(Input for this task)
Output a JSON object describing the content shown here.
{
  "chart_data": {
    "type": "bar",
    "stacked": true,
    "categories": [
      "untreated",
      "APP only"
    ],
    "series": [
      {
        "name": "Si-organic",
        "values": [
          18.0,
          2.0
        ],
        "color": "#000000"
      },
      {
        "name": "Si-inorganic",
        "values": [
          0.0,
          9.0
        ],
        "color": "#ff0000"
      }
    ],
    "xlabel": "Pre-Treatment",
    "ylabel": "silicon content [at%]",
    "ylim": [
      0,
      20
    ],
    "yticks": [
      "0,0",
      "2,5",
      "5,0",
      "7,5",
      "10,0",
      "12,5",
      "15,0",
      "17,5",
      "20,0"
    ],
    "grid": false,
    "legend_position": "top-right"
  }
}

(Task to carry out) Repeat the data above exactly.

(Expected output)
Output a JSON object describing the content shown here.
{
  "chart_data": {
    "type": "bar",
    "stacked": true,
    "categories": [
      "untreated",
      "APP only"
    ],
    "series": [
      {
        "name": "Si-organic",
        "values": [
          18.0,
          2.0
        ],
        "color": "#000000"
      },
      {
        "name": "Si-inorganic",
        "values": [
          0.0,
          9.0
        ],
        "color": "#ff0000"
      }
    ],
    "xlabel": "Pre-Treatment",
    "ylabel": "silicon content [at%]",
    "ylim": [
      0,
      20
    ],
    "yticks": [
      "0,0",
      "2,5",
      "5,0",
      "7,5",
      "10,0",
      "12,5",
      "15,0",
      "17,5",
      "20,0"
    ],
    "grid": false,
    "legend_position": "top-right"
  }
}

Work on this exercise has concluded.